+++ Data listing
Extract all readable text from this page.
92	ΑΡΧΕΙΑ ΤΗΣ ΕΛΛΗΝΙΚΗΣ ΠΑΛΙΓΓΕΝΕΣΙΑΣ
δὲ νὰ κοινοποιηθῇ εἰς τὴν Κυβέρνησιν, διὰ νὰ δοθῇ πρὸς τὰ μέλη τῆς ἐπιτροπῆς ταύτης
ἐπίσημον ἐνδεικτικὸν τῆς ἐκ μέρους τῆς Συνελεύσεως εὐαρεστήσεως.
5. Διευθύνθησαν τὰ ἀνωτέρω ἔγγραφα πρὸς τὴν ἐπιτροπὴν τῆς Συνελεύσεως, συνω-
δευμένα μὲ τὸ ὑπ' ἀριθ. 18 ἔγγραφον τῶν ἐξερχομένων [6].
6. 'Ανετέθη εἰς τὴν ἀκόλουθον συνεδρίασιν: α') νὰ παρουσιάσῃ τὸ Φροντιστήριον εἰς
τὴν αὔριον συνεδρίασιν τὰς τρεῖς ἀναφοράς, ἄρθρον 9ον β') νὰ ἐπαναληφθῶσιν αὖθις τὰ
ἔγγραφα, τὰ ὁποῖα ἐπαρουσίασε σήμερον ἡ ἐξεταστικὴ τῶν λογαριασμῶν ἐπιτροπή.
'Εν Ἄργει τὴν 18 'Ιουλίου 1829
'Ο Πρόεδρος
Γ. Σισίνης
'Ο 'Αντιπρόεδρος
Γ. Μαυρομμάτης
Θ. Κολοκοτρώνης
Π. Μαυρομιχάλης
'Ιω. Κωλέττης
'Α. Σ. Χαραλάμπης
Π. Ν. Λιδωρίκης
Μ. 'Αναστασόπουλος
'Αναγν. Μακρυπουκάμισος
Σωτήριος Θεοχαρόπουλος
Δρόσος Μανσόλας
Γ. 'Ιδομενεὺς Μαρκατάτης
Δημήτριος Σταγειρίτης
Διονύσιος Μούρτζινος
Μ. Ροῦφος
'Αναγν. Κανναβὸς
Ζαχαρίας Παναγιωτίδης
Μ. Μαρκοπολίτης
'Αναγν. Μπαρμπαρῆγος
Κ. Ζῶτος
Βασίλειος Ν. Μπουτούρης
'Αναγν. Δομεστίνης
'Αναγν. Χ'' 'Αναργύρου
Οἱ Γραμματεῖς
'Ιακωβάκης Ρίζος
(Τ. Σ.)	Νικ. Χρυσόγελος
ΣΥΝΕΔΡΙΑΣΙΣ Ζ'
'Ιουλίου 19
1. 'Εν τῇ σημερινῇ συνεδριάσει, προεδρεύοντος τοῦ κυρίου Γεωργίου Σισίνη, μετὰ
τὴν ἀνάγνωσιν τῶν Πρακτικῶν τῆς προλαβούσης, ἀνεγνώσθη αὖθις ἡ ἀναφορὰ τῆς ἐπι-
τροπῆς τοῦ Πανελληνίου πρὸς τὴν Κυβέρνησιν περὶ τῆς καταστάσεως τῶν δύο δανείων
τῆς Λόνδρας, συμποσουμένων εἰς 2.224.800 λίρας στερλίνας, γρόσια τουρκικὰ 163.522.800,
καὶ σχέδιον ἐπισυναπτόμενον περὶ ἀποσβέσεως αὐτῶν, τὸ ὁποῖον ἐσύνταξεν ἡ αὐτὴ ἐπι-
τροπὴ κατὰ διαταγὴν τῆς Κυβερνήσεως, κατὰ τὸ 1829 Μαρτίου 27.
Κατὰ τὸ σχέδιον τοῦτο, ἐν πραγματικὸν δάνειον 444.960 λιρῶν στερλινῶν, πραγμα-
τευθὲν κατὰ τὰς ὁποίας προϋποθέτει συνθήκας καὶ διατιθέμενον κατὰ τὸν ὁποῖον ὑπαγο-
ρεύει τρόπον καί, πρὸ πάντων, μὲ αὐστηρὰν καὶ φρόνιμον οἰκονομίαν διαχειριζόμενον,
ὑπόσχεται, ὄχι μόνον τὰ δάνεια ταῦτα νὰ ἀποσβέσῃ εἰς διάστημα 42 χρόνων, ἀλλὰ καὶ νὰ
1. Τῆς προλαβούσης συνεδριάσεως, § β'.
++++++
▶ What is needed:
Find each line in the records holding the string "σχέδιον" and show it.

▶ Task solution:
καὶ σχέδιον ἐπισυναπτόμενον περὶ ἀποσβέσεως αὐτῶν, τὸ ὁποῖον ἐσύνταξεν ἡ αὐτὴ ἐπι-
Κατὰ τὸ σχέδιον τοῦτο, ἐν πραγματικὸν δάνειον 444.960 λιρῶν στερλινῶν, πραγμα-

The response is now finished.